Every entry here needs to be repeated exactly.

[START Data provided]

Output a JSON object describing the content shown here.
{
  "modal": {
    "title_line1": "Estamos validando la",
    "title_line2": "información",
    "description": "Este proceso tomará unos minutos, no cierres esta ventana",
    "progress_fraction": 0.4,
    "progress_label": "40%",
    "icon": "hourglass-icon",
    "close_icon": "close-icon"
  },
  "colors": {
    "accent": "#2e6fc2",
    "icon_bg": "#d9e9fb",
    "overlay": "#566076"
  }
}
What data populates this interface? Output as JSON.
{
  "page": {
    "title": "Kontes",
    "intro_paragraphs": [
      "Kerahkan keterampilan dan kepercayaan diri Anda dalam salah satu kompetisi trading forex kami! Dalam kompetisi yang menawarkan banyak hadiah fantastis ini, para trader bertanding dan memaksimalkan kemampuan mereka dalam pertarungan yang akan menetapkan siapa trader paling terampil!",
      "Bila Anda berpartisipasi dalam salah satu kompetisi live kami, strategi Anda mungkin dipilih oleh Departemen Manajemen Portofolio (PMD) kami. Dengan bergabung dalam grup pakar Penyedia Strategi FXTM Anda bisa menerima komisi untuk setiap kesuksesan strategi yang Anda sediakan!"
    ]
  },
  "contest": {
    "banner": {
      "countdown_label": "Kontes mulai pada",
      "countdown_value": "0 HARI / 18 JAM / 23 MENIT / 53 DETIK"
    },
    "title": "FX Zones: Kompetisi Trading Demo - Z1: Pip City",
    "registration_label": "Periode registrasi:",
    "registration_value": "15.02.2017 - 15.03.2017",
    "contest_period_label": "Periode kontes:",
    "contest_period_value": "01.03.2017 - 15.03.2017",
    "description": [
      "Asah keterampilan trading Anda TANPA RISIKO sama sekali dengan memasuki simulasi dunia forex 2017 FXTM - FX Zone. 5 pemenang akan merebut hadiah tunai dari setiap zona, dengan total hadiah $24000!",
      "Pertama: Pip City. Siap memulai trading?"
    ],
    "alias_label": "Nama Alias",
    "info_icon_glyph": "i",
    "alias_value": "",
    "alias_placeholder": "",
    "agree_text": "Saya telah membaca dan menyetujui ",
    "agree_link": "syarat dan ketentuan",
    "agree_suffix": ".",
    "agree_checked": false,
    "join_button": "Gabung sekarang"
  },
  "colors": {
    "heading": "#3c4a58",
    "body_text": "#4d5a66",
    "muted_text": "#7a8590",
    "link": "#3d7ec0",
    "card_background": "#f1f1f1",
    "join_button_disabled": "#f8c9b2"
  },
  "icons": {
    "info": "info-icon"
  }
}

[END Data provided]

**Solution:**
Output a JSON object describing the content shown here.
{
  "modal": {
    "title_line1": "Estamos validando la",
    "title_line2": "información",
    "description": "Este proceso tomará unos minutos, no cierres esta ventana",
    "progress_fraction": 0.4,
    "progress_label": "40%",
    "icon": "hourglass-icon",
    "close_icon": "close-icon"
  },
  "colors": {
    "accent": "#2e6fc2",
    "icon_bg": "#d9e9fb",
    "overlay": "#566076"
  }
}
What data populates this interface? Output as JSON.
{
  "page": {
    "title": "Kontes",
    "intro_paragraphs": [
      "Kerahkan keterampilan dan kepercayaan diri Anda dalam salah satu kompetisi trading forex kami! Dalam kompetisi yang menawarkan banyak hadiah fantastis ini, para trader bertanding dan memaksimalkan kemampuan mereka dalam pertarungan yang akan menetapkan siapa trader paling terampil!",
      "Bila Anda berpartisipasi dalam salah satu kompetisi live kami, strategi Anda mungkin dipilih oleh Departemen Manajemen Portofolio (PMD) kami. Dengan bergabung dalam grup pakar Penyedia Strategi FXTM Anda bisa menerima komisi untuk setiap kesuksesan strategi yang Anda sediakan!"
    ]
  },
  "contest": {
    "banner": {
      "countdown_label": "Kontes mulai pada",
      "countdown_value": "0 HARI / 18 JAM / 23 MENIT / 53 DETIK"
    },
    "title": "FX Zones: Kompetisi Trading Demo - Z1: Pip City",
    "registration_label": "Periode registrasi:",
    "registration_value": "15.02.2017 - 15.03.2017",
    "contest_period_label": "Periode kontes:",
    "contest_period_value": "01.03.2017 - 15.03.2017",
    "description": [
      "Asah keterampilan trading Anda TANPA RISIKO sama sekali dengan memasuki simulasi dunia forex 2017 FXTM - FX Zone. 5 pemenang akan merebut hadiah tunai dari setiap zona, dengan total hadiah $24000!",
      "Pertama: Pip City. Siap memulai trading?"
    ],
    "alias_label": "Nama Alias",
    "info_icon_glyph": "i",
    "alias_value": "",
    "alias_placeholder": "",
    "agree_text": "Saya telah membaca dan menyetujui ",
    "agree_link": "syarat dan ketentuan",
    "agree_suffix": ".",
    "agree_checked": false,
    "join_button": "Gabung sekarang"
  },
  "colors": {
    "heading": "#3c4a58",
    "body_text": "#4d5a66",
    "muted_text": "#7a8590",
    "link": "#3d7ec0",
    "card_background": "#f1f1f1",
    "join_button_disabled": "#f8c9b2"
  },
  "icons": {
    "info": "info-icon"
  }
}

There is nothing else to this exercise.